*** RECORD SET
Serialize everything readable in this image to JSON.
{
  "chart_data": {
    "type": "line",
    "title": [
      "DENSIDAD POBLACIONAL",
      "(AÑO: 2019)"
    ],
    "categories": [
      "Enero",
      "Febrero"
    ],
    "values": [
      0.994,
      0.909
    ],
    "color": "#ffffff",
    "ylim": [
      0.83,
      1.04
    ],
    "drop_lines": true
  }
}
******
> REQUIREMENT
Print all of the entries exactly as they appear.

> SOLUTION TO THIS EXERCISE
Serialize everything readable in this image to JSON.
{
  "chart_data": {
    "type": "line",
    "title": [
      "DENSIDAD POBLACIONAL",
      "(AÑO: 2019)"
    ],
    "categories": [
      "Enero",
      "Febrero"
    ],
    "values": [
      0.994,
      0.909
    ],
    "color": "#ffffff",
    "ylim": [
      0.83,
      1.04
    ],
    "drop_lines": true
  }
}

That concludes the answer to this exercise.